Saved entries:
---------------

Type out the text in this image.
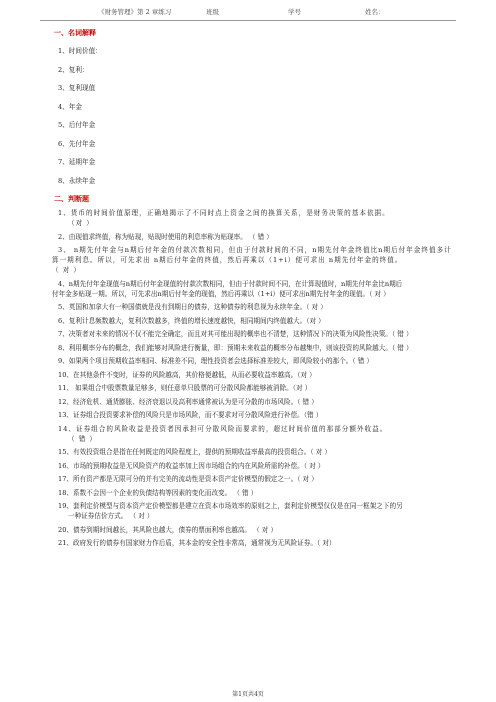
《财务管理》第 2 章练习	班级	学号	姓名：
一、名词解释
1、时间价值：
2、复利：
3、复利现值
4、年金
5、后付年金
6、先付年金
7、延期年金
8、永续年金
二、判断题
1、货币的时间价值原理，正确地揭示了不同时点上资金之间的换算关系，是财务决策的基本依据。
（对 ）
2、由现值求终值，称为贴现，贴现时使用的利息率称为贴现率。 （ 错 ）
3、 n期先付年金与n期后付年金的付款次数相同，但由于付款时间的不同，n期先付年金终值比n期后付年金终值多计
算一期利息。所以，可先求出 n期后付年金的终值，然后再乘以（1+i）便可求出 n期先付年金的终值。
（ 对 ）
4、n期先付年金现值与n期后付年金现值的付款次数相同，但由于付款时间不同，在计算现值时，n期先付年金比n期后
付年金多贴现一期。所以，可先求出n期后付年金的现值，然后再乘以（1+i）便可求出n期先付年金的现值。（ 对 ）
5、英国和加拿大有一种国债就是没有到期日的债券，这种债券的利息视为永续年金。（ 对 ）
6、复利计息频数越大，复利次数越多，终值的增长速度越快，相同期间内终值越大。（对 ）
7、决策者对未来的情况不仅不能完全确定，而且对其可能出现的概率也不清楚，这种情况下的决策为风险性决策。（ 错 ）
8、利用概率分布的概念，我们能够对风险进行衡量，即：预期未来收益的概率分布越集中，则该投资的风险越大。（ 错 ）
9、如果两个项目预期收益率相同、标准差不同，理性投资者会选择标准差较大，即风险较小的那个。（ 错 ）
10、在其他条件不变时，证券的风险越高，其价格便越低，从而必要收益率越高。（对 ）
11、 如果组合中股票数量足够多，则任意单只股票的可分散风险都能够被消除。（对 ）
12、经济危机、通货膨胀、经济衰退以及高利率通常被认为是可分散的市场风险。（ 错 ）
13、证券组合投资要求补偿的风险只是市场风险，而不要求对可分散风险进行补偿。（错 ）
14、证券组合的风险收益是投资者因承担可分散风险而要求的，超过时间价值的那部分额外收益。
（ 错 ）
15、有效投资组合是指在任何既定的风险程度上，提供的预期收益率最高的投资组合。（ 对 ）
16、市场的预期收益是无风险资产的收益率加上因市场组合的内在风险所需的补偿。（ 对 ）
17、所有资产都是无限可分的并有完美的流动性是资本资产定价模型的假定之一。（ 对 ）
18、系数不会因一个企业的负债结构等因素的变化而改变。 （ 错 ）
19、套利定价模型与资本资产定价模型都是建立在资本市场效率的原则之上，套利定价模型仅仅是在同一框架之下的另
一种证券估价方式。 （ 对 ）
20、债券到期时间越长，其风险也越大，债券的票面利率也越高。 （ 对 ）
21、政府发行的债券有国家财力作后盾，其本金的安全性非常高，通常视为无风险证券。（ 对）
第1页共4页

---------------

▶ [What this task involves] Transcribe the material exactly, leaving every picture out.

▶ [Answer for the task]
Type out the text in this image.
《财务管理》第 2 章练习	班级	学号	姓名：
一、名词解释
1、时间价值：
2、复利：
3、复利现值
4、年金
5、后付年金
6、先付年金
7、延期年金
8、永续年金
二、判断题
1、货币的时间价值原理，正确地揭示了不同时点上资金之间的换算关系，是财务决策的基本依据。
（对 ）
2、由现值求终值，称为贴现，贴现时使用的利息率称为贴现率。 （ 错 ）
3、 n期先付年金与n期后付年金的付款次数相同，但由于付款时间的不同，n期先付年金终值比n期后付年金终值多计
算一期利息。所以，可先求出 n期后付年金的终值，然后再乘以（1+i）便可求出 n期先付年金的终值。
（ 对 ）
4、n期先付年金现值与n期后付年金现值的付款次数相同，但由于付款时间不同，在计算现值时，n期先付年金比n期后
付年金多贴现一期。所以，可先求出n期后付年金的现值，然后再乘以（1+i）便可求出n期先付年金的现值。（ 对 ）
5、英国和加拿大有一种国债就是没有到期日的债券，这种债券的利息视为永续年金。（ 对 ）
6、复利计息频数越大，复利次数越多，终值的增长速度越快，相同期间内终值越大。（对 ）
7、决策者对未来的情况不仅不能完全确定，而且对其可能出现的概率也不清楚，这种情况下的决策为风险性决策。（ 错 ）
8、利用概率分布的概念，我们能够对风险进行衡量，即：预期未来收益的概率分布越集中，则该投资的风险越大。（ 错 ）
9、如果两个项目预期收益率相同、标准差不同，理性投资者会选择标准差较大，即风险较小的那个。（ 错 ）
10、在其他条件不变时，证券的风险越高，其价格便越低，从而必要收益率越高。（对 ）
11、 如果组合中股票数量足够多，则任意单只股票的可分散风险都能够被消除。（对 ）
12、经济危机、通货膨胀、经济衰退以及高利率通常被认为是可分散的市场风险。（ 错 ）
13、证券组合投资要求补偿的风险只是市场风险，而不要求对可分散风险进行补偿。（错 ）
14、证券组合的风险收益是投资者因承担可分散风险而要求的，超过时间价值的那部分额外收益。
（ 错 ）
15、有效投资组合是指在任何既定的风险程度上，提供的预期收益率最高的投资组合。（ 对 ）
16、市场的预期收益是无风险资产的收益率加上因市场组合的内在风险所需的补偿。（ 对 ）
17、所有资产都是无限可分的并有完美的流动性是资本资产定价模型的假定之一。（ 对 ）
18、系数不会因一个企业的负债结构等因素的变化而改变。 （ 错 ）
19、套利定价模型与资本资产定价模型都是建立在资本市场效率的原则之上，套利定价模型仅仅是在同一框架之下的另
一种证券估价方式。 （ 对 ）
20、债券到期时间越长，其风险也越大，债券的票面利率也越高。 （ 对 ）
21、政府发行的债券有国家财力作后盾，其本金的安全性非常高，通常视为无风险证券。（ 对）
第1页共4页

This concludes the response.